» **Given request**: Take each line containing "than" and report it exactly as written.

□ □ □ □ □ □ □

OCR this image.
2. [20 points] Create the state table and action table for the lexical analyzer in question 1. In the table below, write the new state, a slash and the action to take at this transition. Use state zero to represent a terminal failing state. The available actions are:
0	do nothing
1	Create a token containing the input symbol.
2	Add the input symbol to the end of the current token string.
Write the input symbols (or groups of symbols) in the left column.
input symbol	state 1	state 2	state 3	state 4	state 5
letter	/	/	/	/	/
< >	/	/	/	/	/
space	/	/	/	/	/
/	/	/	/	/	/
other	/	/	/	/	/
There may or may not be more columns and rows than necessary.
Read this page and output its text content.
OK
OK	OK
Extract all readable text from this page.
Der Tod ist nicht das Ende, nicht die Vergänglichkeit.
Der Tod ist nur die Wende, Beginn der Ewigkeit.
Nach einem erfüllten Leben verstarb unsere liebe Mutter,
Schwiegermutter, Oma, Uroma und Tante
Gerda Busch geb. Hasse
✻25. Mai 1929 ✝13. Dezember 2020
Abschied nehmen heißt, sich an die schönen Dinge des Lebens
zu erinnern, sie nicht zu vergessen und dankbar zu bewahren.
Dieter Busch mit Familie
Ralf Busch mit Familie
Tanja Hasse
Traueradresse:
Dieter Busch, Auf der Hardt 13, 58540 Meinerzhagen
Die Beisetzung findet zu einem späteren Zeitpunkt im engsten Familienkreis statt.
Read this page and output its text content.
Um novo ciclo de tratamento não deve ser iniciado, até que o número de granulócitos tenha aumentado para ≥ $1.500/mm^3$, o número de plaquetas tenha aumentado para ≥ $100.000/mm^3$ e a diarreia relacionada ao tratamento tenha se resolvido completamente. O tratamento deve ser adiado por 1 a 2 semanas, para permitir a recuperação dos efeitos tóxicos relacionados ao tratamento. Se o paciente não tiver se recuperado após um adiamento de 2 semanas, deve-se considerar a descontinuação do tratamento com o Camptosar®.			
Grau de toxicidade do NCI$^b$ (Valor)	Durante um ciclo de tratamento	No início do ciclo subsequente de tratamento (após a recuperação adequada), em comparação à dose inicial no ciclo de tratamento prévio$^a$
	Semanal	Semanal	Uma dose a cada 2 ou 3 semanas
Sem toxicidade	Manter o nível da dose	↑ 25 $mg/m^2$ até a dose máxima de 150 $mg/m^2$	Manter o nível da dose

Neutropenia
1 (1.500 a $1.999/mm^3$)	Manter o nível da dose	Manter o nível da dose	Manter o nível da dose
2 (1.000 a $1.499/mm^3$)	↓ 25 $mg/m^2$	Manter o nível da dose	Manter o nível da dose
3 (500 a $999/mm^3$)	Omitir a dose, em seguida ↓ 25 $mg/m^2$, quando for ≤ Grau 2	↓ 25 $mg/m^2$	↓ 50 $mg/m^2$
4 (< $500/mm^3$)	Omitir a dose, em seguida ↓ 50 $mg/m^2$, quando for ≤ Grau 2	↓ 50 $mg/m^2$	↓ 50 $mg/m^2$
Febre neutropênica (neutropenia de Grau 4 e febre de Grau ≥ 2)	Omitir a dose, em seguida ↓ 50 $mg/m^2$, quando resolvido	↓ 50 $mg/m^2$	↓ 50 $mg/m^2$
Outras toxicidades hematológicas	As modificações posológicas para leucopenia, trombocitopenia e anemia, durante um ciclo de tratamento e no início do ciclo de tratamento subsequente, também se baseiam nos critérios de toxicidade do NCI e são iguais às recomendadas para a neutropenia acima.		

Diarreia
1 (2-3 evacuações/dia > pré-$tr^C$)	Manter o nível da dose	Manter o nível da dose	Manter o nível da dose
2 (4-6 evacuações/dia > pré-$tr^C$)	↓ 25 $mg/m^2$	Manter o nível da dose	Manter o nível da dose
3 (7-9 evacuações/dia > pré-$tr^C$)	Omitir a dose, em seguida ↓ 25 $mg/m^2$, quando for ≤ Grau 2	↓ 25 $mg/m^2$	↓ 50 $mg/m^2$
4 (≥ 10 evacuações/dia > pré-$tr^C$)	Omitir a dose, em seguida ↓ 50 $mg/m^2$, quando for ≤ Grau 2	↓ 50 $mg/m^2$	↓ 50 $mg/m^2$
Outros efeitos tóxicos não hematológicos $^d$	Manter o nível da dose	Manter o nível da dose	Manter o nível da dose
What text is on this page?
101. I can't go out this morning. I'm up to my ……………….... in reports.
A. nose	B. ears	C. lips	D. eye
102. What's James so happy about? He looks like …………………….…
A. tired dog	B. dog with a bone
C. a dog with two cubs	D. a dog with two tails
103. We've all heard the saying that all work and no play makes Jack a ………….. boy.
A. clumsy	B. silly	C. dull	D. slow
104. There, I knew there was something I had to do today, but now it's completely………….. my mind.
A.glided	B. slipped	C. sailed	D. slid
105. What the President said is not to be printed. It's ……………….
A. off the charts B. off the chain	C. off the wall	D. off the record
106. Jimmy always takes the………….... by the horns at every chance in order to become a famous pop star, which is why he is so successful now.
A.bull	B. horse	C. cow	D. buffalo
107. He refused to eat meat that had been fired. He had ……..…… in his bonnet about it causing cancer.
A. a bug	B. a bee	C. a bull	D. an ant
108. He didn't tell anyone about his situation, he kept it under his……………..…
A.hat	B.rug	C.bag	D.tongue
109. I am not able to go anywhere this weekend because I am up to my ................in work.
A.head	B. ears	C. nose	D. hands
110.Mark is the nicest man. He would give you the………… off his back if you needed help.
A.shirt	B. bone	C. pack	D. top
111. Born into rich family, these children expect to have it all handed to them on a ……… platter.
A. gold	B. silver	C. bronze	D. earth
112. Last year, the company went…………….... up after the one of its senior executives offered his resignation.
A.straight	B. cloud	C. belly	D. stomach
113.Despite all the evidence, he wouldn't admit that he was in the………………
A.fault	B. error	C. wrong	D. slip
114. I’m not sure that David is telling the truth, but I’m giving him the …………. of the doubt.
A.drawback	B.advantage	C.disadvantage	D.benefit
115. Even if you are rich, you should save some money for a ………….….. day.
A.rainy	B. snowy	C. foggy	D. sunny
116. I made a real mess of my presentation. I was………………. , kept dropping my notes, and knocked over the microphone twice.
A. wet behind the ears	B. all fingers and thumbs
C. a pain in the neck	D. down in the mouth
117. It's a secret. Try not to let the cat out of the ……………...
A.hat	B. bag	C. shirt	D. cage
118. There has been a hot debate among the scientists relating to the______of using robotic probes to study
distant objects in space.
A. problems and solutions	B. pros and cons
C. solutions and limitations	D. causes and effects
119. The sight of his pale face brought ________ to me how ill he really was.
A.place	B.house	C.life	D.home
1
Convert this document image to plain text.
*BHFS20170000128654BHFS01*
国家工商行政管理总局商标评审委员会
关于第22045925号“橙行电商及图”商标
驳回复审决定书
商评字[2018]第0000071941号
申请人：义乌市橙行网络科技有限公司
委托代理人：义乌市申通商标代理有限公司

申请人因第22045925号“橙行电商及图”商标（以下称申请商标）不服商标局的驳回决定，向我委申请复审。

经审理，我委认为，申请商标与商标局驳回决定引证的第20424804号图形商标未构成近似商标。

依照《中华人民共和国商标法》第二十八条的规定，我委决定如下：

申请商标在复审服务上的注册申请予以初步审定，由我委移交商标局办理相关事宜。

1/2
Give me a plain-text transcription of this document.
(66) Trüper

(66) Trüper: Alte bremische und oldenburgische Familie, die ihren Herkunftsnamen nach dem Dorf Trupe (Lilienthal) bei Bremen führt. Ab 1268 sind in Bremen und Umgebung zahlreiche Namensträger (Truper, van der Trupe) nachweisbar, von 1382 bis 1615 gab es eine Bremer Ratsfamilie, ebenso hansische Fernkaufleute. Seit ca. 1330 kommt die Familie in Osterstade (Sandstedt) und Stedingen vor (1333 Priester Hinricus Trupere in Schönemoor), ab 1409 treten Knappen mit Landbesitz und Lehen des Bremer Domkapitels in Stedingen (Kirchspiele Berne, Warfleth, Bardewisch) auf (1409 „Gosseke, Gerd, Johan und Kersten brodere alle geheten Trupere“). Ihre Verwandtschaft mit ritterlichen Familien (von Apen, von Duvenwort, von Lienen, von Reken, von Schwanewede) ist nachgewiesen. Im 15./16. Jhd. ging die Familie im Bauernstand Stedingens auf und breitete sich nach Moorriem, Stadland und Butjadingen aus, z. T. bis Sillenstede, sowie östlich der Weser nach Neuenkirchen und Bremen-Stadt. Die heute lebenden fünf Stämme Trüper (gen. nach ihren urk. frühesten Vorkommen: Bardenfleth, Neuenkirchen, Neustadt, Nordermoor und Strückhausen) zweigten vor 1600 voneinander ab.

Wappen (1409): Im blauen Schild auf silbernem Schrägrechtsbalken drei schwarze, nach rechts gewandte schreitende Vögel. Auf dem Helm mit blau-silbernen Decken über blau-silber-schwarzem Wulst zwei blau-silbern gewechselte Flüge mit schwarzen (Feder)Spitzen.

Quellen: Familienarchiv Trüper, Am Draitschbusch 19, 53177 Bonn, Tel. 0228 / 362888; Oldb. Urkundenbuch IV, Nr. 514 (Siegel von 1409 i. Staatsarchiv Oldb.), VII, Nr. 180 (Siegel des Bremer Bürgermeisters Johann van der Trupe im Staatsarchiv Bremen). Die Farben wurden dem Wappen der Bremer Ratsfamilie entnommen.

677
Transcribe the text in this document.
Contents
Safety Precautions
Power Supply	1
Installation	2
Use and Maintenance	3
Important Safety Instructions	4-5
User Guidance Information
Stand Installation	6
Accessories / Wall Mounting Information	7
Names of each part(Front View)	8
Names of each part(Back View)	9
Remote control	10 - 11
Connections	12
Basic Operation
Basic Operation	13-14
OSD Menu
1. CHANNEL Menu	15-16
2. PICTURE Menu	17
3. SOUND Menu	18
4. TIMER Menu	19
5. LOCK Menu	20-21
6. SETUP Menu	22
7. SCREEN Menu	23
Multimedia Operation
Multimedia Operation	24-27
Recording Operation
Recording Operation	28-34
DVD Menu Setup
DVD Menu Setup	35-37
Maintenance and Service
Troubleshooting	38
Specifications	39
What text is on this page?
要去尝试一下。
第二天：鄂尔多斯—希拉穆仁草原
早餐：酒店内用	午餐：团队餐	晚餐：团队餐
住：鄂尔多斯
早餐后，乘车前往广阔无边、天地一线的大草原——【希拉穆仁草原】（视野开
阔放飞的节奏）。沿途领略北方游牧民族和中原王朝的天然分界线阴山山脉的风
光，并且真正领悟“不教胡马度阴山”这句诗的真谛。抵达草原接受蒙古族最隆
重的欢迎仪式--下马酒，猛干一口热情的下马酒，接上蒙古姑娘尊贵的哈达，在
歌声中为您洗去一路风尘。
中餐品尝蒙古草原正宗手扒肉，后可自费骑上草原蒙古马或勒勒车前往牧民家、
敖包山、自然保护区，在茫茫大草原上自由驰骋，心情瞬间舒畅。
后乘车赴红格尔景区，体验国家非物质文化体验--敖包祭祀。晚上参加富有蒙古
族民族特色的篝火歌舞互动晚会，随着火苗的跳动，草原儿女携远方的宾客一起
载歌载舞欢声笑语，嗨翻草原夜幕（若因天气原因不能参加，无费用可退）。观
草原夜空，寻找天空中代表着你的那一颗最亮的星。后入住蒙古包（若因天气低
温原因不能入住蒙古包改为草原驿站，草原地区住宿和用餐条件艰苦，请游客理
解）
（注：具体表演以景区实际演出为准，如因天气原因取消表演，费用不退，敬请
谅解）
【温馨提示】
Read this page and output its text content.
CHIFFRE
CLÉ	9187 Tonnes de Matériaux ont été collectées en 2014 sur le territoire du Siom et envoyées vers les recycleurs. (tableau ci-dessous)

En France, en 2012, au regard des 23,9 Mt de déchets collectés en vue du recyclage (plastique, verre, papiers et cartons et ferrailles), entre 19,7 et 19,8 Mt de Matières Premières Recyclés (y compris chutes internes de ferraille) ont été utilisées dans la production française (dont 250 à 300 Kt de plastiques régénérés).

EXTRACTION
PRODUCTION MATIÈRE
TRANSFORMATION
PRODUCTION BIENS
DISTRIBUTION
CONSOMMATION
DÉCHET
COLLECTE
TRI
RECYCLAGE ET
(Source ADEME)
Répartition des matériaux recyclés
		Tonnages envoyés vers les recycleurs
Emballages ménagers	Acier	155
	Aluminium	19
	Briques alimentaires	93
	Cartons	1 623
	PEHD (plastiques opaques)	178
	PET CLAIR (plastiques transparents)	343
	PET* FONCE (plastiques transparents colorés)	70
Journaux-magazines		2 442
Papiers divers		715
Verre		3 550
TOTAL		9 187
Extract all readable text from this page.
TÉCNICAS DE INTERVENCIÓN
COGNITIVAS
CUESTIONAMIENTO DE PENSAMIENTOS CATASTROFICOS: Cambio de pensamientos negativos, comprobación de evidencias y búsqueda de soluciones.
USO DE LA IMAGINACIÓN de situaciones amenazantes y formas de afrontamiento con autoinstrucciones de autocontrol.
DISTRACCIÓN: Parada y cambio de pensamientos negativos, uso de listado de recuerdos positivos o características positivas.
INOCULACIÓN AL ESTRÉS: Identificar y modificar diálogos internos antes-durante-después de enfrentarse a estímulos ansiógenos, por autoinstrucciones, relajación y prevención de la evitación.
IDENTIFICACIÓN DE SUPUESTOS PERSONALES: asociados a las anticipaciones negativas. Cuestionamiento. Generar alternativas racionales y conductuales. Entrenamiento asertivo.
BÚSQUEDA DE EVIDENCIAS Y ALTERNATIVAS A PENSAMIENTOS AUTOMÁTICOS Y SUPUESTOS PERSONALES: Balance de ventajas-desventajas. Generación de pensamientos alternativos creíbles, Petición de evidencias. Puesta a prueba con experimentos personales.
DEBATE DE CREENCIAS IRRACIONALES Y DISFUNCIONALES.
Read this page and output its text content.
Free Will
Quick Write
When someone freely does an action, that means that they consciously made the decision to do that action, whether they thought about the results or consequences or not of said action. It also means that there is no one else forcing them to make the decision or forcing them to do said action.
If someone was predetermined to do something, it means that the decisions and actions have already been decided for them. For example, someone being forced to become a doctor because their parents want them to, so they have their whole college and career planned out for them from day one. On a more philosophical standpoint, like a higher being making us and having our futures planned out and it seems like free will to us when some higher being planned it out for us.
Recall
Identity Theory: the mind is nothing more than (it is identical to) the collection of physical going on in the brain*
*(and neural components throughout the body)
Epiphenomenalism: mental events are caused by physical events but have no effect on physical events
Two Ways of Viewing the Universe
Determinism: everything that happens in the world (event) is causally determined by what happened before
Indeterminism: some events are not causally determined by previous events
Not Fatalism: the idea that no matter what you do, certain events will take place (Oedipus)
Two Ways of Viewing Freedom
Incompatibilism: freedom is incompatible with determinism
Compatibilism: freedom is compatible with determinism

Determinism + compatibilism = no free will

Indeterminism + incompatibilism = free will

□ □ □ □ □ □ □

» **Exercise output**:
There may or may not be more columns and rows than necessary.
Identity Theory: the mind is nothing more than (it is identical to) the collection of physical going on in the brain*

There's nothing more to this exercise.